Do this: Without the pictures, copy the entries below word for word.

=-=-=-=-=

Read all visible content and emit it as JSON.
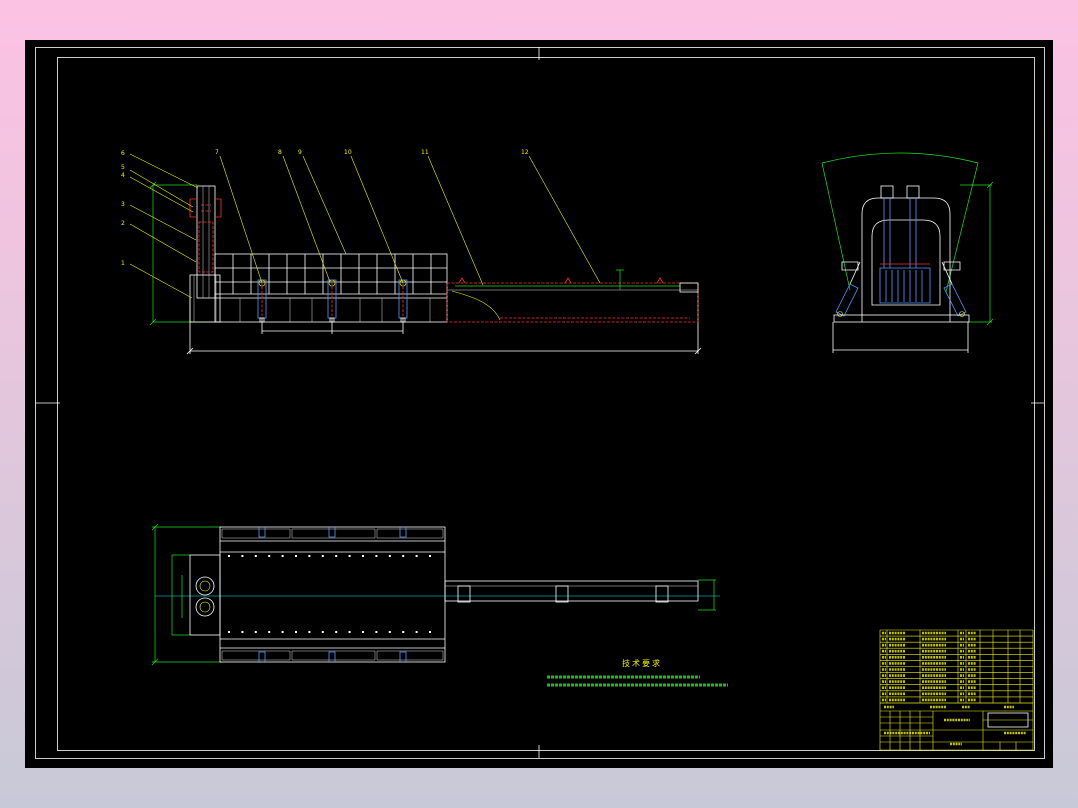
{
  "callouts": [
    {
      "label": "1"
    },
    {
      "label": "2"
    },
    {
      "label": "3"
    },
    {
      "label": "4"
    },
    {
      "label": "5"
    },
    {
      "label": "6"
    },
    {
      "label": "7"
    },
    {
      "label": "8"
    },
    {
      "label": "9"
    },
    {
      "label": "10"
    },
    {
      "label": "11"
    },
    {
      "label": "12"
    }
  ],
  "technical_requirements": {
    "heading": "技术要求"
  },
  "colors": {
    "drawing_background": "#000000",
    "frame": "#ffffff",
    "leader_and_text": "#f2f200",
    "dimension": "#22e022",
    "hidden_part": "#ff3030",
    "cylinder": "#4f9cff",
    "center_line": "#00f0f0"
  }
}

=-=-=-=-=

Task solution:
Read all visible content and emit it as JSON.
{
  "callouts": [
    {
      "label": "1"
    },
    {
      "label": "2"
    },
    {
      "label": "3"
    },
    {
      "label": "4"
    },
    {
      "label": "5"
    },
    {
      "label": "6"
    },
    {
      "label": "7"
    },
    {
      "label": "8"
    },
    {
      "label": "9"
    },
    {
      "label": "10"
    },
    {
      "label": "11"
    },
    {
      "label": "12"
    }
  ],
  "technical_requirements": {
    "heading": "技术要求"
  },
  "colors": {
    "drawing_background": "#000000",
    "frame": "#ffffff",
    "leader_and_text": "#f2f200",
    "dimension": "#22e022",
    "hidden_part": "#ff3030",
    "cylinder": "#4f9cff",
    "center_line": "#00f0f0"
  }
}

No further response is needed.